- [DIRECTIONS FOR THIS TASK]
Go through the entries below and pick out every line with "xxxx".

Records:
-----

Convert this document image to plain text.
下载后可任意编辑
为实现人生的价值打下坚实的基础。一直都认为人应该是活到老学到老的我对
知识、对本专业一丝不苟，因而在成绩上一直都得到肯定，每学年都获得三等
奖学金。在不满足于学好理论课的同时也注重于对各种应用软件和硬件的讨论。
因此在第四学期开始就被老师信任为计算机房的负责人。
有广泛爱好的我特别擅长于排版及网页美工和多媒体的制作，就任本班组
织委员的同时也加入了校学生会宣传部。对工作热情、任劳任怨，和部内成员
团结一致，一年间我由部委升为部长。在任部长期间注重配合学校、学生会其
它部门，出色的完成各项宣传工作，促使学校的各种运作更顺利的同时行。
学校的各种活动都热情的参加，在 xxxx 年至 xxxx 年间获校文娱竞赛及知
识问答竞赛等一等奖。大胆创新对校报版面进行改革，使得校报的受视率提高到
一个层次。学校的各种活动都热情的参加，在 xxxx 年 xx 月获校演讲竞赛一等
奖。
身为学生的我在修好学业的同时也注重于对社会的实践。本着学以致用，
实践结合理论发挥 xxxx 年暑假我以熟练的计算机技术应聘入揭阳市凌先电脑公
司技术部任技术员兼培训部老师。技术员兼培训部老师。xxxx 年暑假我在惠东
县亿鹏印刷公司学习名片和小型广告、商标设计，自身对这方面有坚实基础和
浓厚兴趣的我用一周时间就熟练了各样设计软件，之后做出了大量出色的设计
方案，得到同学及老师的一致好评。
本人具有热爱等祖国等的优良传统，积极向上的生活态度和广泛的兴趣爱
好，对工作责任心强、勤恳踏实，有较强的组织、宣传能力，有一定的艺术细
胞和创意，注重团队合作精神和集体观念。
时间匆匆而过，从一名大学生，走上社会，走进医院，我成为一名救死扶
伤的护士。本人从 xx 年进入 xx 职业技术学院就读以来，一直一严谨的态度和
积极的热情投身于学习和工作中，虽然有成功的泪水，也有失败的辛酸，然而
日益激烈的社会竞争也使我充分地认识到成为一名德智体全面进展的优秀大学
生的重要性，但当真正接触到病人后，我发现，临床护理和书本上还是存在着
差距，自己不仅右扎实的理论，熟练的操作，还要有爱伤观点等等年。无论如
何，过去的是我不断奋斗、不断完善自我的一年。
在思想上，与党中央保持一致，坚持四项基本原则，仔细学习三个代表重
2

-----

- [FINAL RESULT]
学校的各种活动都热情的参加，在 xxxx 年至 xxxx 年间获校文娱竞赛及知
一个层次。学校的各种活动都热情的参加，在 xxxx 年 xx 月获校演讲竞赛一等
实践结合理论发挥 xxxx 年暑假我以熟练的计算机技术应聘入揭阳市凌先电脑公
司技术部任技术员兼培训部老师。技术员兼培训部老师。xxxx 年暑假我在惠东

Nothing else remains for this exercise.